===== RECORDS SUPPLIED =====

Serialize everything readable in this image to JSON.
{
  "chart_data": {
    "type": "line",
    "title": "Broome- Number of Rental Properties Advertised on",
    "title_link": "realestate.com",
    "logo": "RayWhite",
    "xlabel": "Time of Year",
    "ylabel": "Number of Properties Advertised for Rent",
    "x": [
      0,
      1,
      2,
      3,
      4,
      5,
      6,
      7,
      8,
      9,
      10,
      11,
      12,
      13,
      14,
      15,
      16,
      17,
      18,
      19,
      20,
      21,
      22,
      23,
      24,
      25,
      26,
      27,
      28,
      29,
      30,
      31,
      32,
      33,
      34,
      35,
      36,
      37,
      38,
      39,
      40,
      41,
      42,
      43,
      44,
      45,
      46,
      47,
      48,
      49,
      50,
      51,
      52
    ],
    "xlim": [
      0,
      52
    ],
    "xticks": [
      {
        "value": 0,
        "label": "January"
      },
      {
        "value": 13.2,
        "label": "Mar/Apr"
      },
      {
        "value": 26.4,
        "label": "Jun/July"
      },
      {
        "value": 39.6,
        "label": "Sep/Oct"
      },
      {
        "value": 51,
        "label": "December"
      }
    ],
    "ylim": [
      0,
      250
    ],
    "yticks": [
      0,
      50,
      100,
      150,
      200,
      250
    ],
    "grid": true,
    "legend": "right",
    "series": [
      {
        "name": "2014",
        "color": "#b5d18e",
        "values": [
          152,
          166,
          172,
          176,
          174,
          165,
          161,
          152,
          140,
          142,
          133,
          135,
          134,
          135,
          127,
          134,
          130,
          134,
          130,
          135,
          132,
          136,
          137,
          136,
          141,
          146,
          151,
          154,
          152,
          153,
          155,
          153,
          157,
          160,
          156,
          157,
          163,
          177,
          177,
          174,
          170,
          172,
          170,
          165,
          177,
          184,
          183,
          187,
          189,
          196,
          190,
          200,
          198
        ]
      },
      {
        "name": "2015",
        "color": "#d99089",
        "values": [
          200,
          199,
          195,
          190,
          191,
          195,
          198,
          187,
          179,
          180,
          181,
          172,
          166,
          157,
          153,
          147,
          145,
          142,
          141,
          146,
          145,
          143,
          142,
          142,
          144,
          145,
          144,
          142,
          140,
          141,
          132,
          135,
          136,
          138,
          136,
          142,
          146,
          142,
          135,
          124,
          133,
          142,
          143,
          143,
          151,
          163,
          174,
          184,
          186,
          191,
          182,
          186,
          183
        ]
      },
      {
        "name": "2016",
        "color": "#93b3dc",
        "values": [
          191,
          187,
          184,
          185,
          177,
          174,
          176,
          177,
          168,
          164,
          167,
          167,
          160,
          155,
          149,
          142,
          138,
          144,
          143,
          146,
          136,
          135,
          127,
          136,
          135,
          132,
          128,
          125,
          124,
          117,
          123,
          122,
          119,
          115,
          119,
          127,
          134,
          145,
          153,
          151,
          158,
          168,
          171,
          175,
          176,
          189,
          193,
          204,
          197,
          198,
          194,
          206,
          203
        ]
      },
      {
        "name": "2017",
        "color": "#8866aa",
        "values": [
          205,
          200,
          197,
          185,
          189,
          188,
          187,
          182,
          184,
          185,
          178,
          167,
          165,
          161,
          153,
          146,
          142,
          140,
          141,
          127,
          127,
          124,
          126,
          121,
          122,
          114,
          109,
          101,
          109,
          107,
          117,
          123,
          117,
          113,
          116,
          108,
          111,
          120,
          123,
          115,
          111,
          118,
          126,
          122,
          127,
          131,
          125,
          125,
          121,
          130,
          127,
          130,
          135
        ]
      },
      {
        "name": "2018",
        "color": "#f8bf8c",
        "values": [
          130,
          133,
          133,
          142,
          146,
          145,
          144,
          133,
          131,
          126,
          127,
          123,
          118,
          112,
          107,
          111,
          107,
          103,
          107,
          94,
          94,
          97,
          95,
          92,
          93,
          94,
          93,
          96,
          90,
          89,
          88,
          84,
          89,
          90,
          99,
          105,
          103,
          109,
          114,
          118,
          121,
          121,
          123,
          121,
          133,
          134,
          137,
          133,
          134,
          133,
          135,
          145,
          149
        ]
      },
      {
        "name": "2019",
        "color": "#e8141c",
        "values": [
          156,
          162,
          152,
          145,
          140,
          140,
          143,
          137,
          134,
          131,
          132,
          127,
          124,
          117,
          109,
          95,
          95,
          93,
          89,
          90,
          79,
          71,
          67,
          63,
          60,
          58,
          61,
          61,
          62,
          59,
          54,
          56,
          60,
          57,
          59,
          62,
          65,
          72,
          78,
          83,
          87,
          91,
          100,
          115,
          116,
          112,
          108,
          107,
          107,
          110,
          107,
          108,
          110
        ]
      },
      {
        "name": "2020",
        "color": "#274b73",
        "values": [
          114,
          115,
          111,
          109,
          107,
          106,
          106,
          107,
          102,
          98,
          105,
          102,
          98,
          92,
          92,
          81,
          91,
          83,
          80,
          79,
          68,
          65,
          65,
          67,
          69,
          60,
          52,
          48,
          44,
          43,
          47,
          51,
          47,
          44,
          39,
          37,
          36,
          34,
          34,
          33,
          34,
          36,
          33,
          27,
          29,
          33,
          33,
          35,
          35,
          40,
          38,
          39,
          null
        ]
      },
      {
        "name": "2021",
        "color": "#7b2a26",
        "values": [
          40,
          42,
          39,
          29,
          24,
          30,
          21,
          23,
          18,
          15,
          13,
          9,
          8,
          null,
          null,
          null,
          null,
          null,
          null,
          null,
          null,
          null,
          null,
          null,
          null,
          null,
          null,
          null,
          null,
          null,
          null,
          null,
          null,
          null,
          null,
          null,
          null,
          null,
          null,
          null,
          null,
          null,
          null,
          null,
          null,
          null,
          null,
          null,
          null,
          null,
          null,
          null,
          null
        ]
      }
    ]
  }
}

=====

Show, from the material above, each line that includes the string "Properties".

    "title": "Broome- Number of Rental Properties Advertised on",
    "ylabel": "Number of Properties Advertised for Rent",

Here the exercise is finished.